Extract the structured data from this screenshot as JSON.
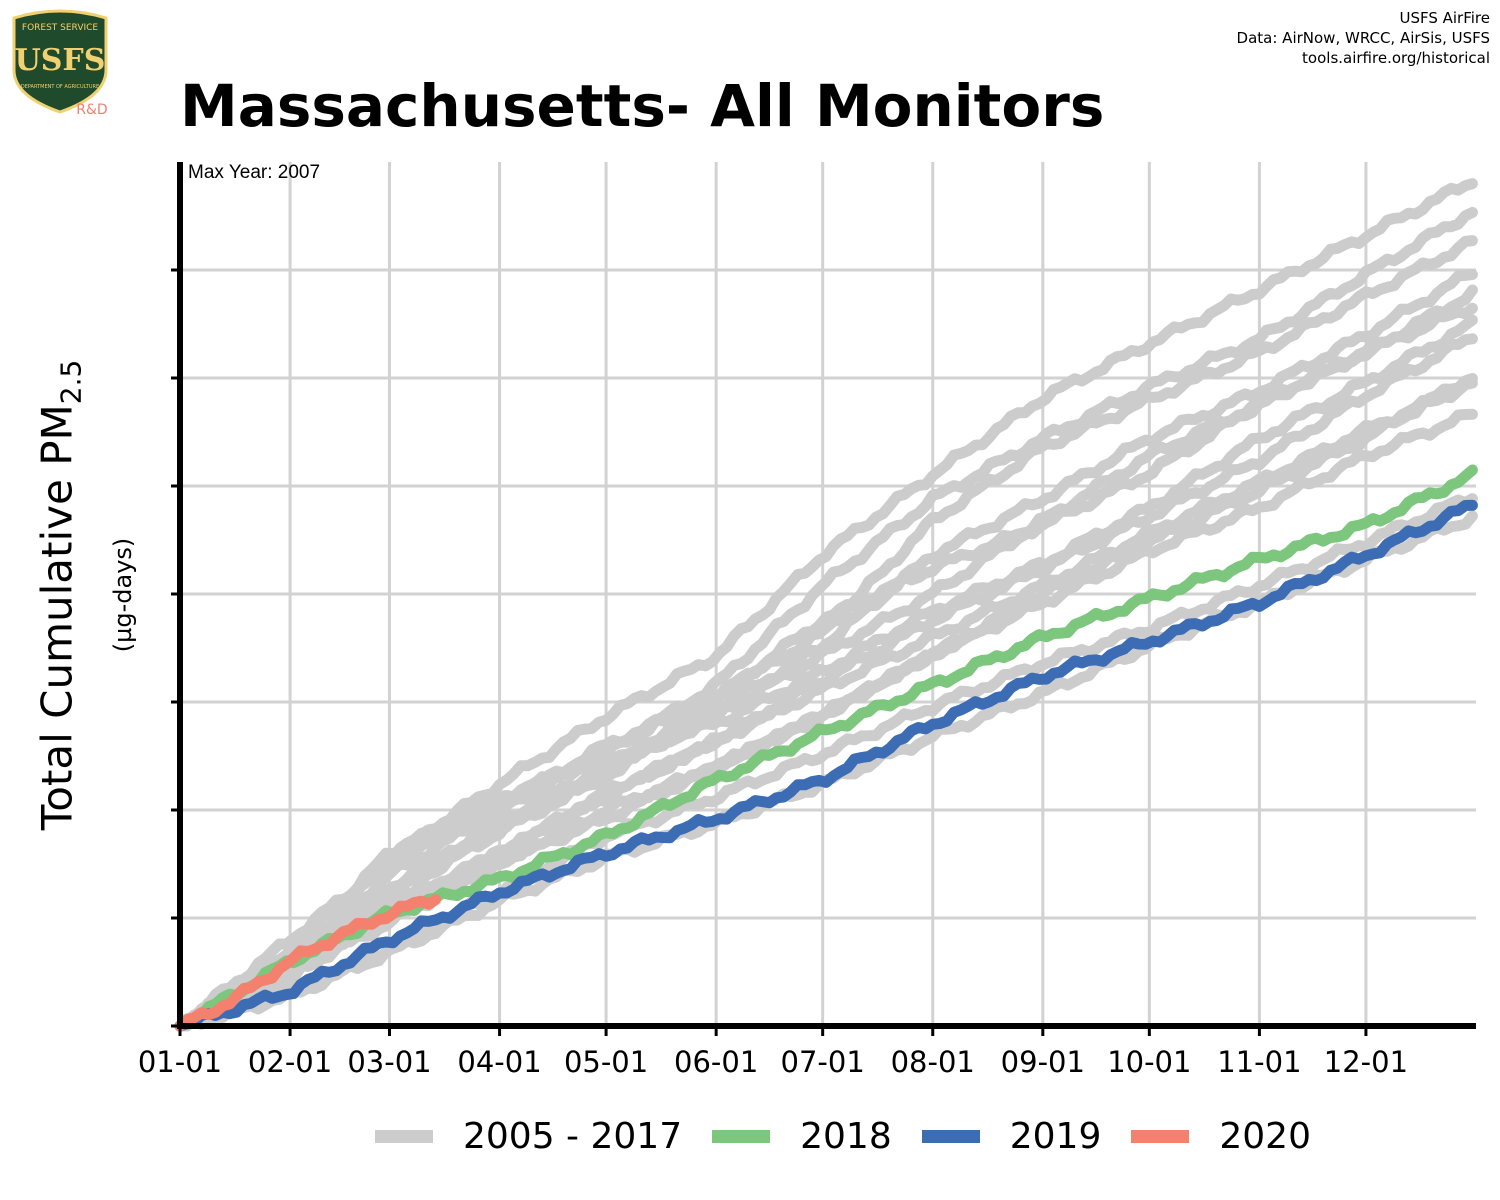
{
  "logo": {
    "top_text": "FOREST SERVICE",
    "letters": "USFS",
    "bottom_text": "DEPARTMENT OF AGRICULTURE",
    "rd_text": "R&D",
    "colors": {
      "shield": "#1f4a2c",
      "border": "#f0d070",
      "rd": "#f08070"
    }
  },
  "credits": {
    "line1": "USFS AirFire",
    "line2": "Data: AirNow, WRCC, AirSis, USFS",
    "line3": "tools.airfire.org/historical"
  },
  "chart_data": {
    "type": "line",
    "title": "Massachusetts- All Monitors",
    "annotation": "Max Year: 2007",
    "ylabel_main": "Total Cumulative PM",
    "ylabel_sub": "2.5",
    "ylabel_units": "(µg-days)",
    "x_tick_labels": [
      "01-01",
      "02-01",
      "03-01",
      "04-01",
      "05-01",
      "06-01",
      "07-01",
      "08-01",
      "09-01",
      "10-01",
      "11-01",
      "12-01"
    ],
    "x_tick_days": [
      0,
      31,
      59,
      90,
      120,
      151,
      181,
      212,
      243,
      273,
      304,
      334
    ],
    "xlim": [
      0,
      365
    ],
    "ylim": [
      0,
      1
    ],
    "y_ticks": [
      0.125,
      0.25,
      0.375,
      0.5,
      0.625,
      0.75,
      0.875
    ],
    "y_tick_labels_shown": false,
    "grid": true,
    "legend_position": "bottom",
    "colors": {
      "historical": "#cccccc",
      "2018": "#7dc67e",
      "2019": "#3b6cb4",
      "2020": "#f4806e",
      "grid": "#d2d2d2"
    },
    "series": [
      {
        "name": "2005 - 2017",
        "group": "historical",
        "x": [
          0,
          31,
          59,
          90,
          120,
          151,
          181,
          212,
          243,
          273,
          304,
          334,
          365
        ],
        "y": [
          0,
          0.065,
          0.195,
          0.28,
          0.358,
          0.428,
          0.545,
          0.638,
          0.727,
          0.79,
          0.852,
          0.915,
          0.98
        ]
      },
      {
        "name": "2005 - 2017",
        "group": "historical",
        "x": [
          0,
          31,
          59,
          90,
          120,
          151,
          181,
          212,
          243,
          273,
          304,
          334,
          365
        ],
        "y": [
          0,
          0.08,
          0.175,
          0.25,
          0.315,
          0.395,
          0.51,
          0.61,
          0.68,
          0.74,
          0.795,
          0.87,
          0.945
        ]
      },
      {
        "name": "2005 - 2017",
        "group": "historical",
        "x": [
          0,
          31,
          59,
          90,
          120,
          151,
          181,
          212,
          243,
          273,
          304,
          334,
          365
        ],
        "y": [
          0,
          0.1,
          0.19,
          0.255,
          0.325,
          0.38,
          0.455,
          0.585,
          0.67,
          0.725,
          0.78,
          0.845,
          0.91
        ]
      },
      {
        "name": "2005 - 2017",
        "group": "historical",
        "x": [
          0,
          31,
          59,
          90,
          120,
          151,
          181,
          212,
          243,
          273,
          304,
          334,
          365
        ],
        "y": [
          0,
          0.07,
          0.16,
          0.23,
          0.29,
          0.365,
          0.44,
          0.545,
          0.61,
          0.68,
          0.735,
          0.8,
          0.875
        ]
      },
      {
        "name": "2005 - 2017",
        "group": "historical",
        "x": [
          0,
          31,
          59,
          90,
          120,
          151,
          181,
          212,
          243,
          273,
          304,
          334,
          365
        ],
        "y": [
          0,
          0.06,
          0.15,
          0.225,
          0.29,
          0.38,
          0.47,
          0.53,
          0.58,
          0.64,
          0.72,
          0.78,
          0.835
        ]
      },
      {
        "name": "2005 - 2017",
        "group": "historical",
        "x": [
          0,
          31,
          59,
          90,
          120,
          151,
          181,
          212,
          243,
          273,
          304,
          334,
          365
        ],
        "y": [
          0,
          0.075,
          0.155,
          0.235,
          0.3,
          0.36,
          0.43,
          0.5,
          0.585,
          0.66,
          0.72,
          0.78,
          0.85
        ]
      },
      {
        "name": "2005 - 2017",
        "group": "historical",
        "x": [
          0,
          31,
          59,
          90,
          120,
          151,
          181,
          212,
          243,
          273,
          304,
          334,
          365
        ],
        "y": [
          0,
          0.085,
          0.2,
          0.265,
          0.31,
          0.35,
          0.41,
          0.48,
          0.535,
          0.6,
          0.68,
          0.745,
          0.815
        ]
      },
      {
        "name": "2005 - 2017",
        "group": "historical",
        "x": [
          0,
          31,
          59,
          90,
          120,
          151,
          181,
          212,
          243,
          273,
          304,
          334,
          365
        ],
        "y": [
          0,
          0.055,
          0.14,
          0.2,
          0.265,
          0.33,
          0.4,
          0.47,
          0.53,
          0.59,
          0.655,
          0.73,
          0.8
        ]
      },
      {
        "name": "2005 - 2017",
        "group": "historical",
        "x": [
          0,
          31,
          59,
          90,
          120,
          151,
          181,
          212,
          243,
          273,
          304,
          334,
          365
        ],
        "y": [
          0,
          0.06,
          0.12,
          0.19,
          0.25,
          0.3,
          0.36,
          0.43,
          0.5,
          0.56,
          0.62,
          0.68,
          0.755
        ]
      },
      {
        "name": "2005 - 2017",
        "group": "historical",
        "x": [
          0,
          31,
          59,
          90,
          120,
          151,
          181,
          212,
          243,
          273,
          304,
          334,
          365
        ],
        "y": [
          0,
          0.07,
          0.13,
          0.2,
          0.27,
          0.33,
          0.39,
          0.45,
          0.51,
          0.57,
          0.63,
          0.69,
          0.745
        ]
      },
      {
        "name": "2005 - 2017",
        "group": "historical",
        "x": [
          0,
          31,
          59,
          90,
          120,
          151,
          181,
          212,
          243,
          273,
          304,
          334,
          365
        ],
        "y": [
          0,
          0.065,
          0.13,
          0.19,
          0.24,
          0.3,
          0.36,
          0.43,
          0.49,
          0.55,
          0.6,
          0.66,
          0.71
        ]
      },
      {
        "name": "2005 - 2017",
        "group": "historical",
        "x": [
          0,
          31,
          59,
          90,
          120,
          151,
          181,
          212,
          243,
          273,
          304,
          334,
          365
        ],
        "y": [
          0,
          0.04,
          0.09,
          0.155,
          0.22,
          0.265,
          0.315,
          0.37,
          0.42,
          0.46,
          0.51,
          0.56,
          0.615
        ]
      },
      {
        "name": "2005 - 2017",
        "group": "historical",
        "x": [
          0,
          31,
          59,
          90,
          120,
          151,
          181,
          212,
          243,
          273,
          304,
          334,
          365
        ],
        "y": [
          0,
          0.035,
          0.085,
          0.145,
          0.195,
          0.235,
          0.28,
          0.335,
          0.385,
          0.44,
          0.49,
          0.54,
          0.59
        ]
      },
      {
        "name": "2018",
        "group": "2018",
        "x": [
          0,
          31,
          59,
          90,
          120,
          151,
          181,
          212,
          243,
          273,
          304,
          334,
          365
        ],
        "y": [
          0,
          0.075,
          0.13,
          0.17,
          0.22,
          0.285,
          0.34,
          0.395,
          0.45,
          0.495,
          0.54,
          0.58,
          0.64
        ]
      },
      {
        "name": "2019",
        "group": "2019",
        "x": [
          0,
          31,
          59,
          90,
          120,
          151,
          181,
          212,
          243,
          273,
          304,
          334,
          365
        ],
        "y": [
          0,
          0.04,
          0.1,
          0.155,
          0.2,
          0.24,
          0.285,
          0.35,
          0.405,
          0.445,
          0.49,
          0.545,
          0.605
        ]
      },
      {
        "name": "2020",
        "group": "2020",
        "x": [
          0,
          15,
          31,
          45,
          59,
          73
        ],
        "y": [
          0,
          0.03,
          0.075,
          0.105,
          0.13,
          0.15
        ]
      }
    ],
    "legend": [
      {
        "label": "2005 - 2017",
        "color": "#cccccc"
      },
      {
        "label": "2018",
        "color": "#7dc67e"
      },
      {
        "label": "2019",
        "color": "#3b6cb4"
      },
      {
        "label": "2020",
        "color": "#f4806e"
      }
    ]
  }
}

• • • • •

Look back over the material above and state how many lines hold the word "USFS". Write the number and nothing else.

3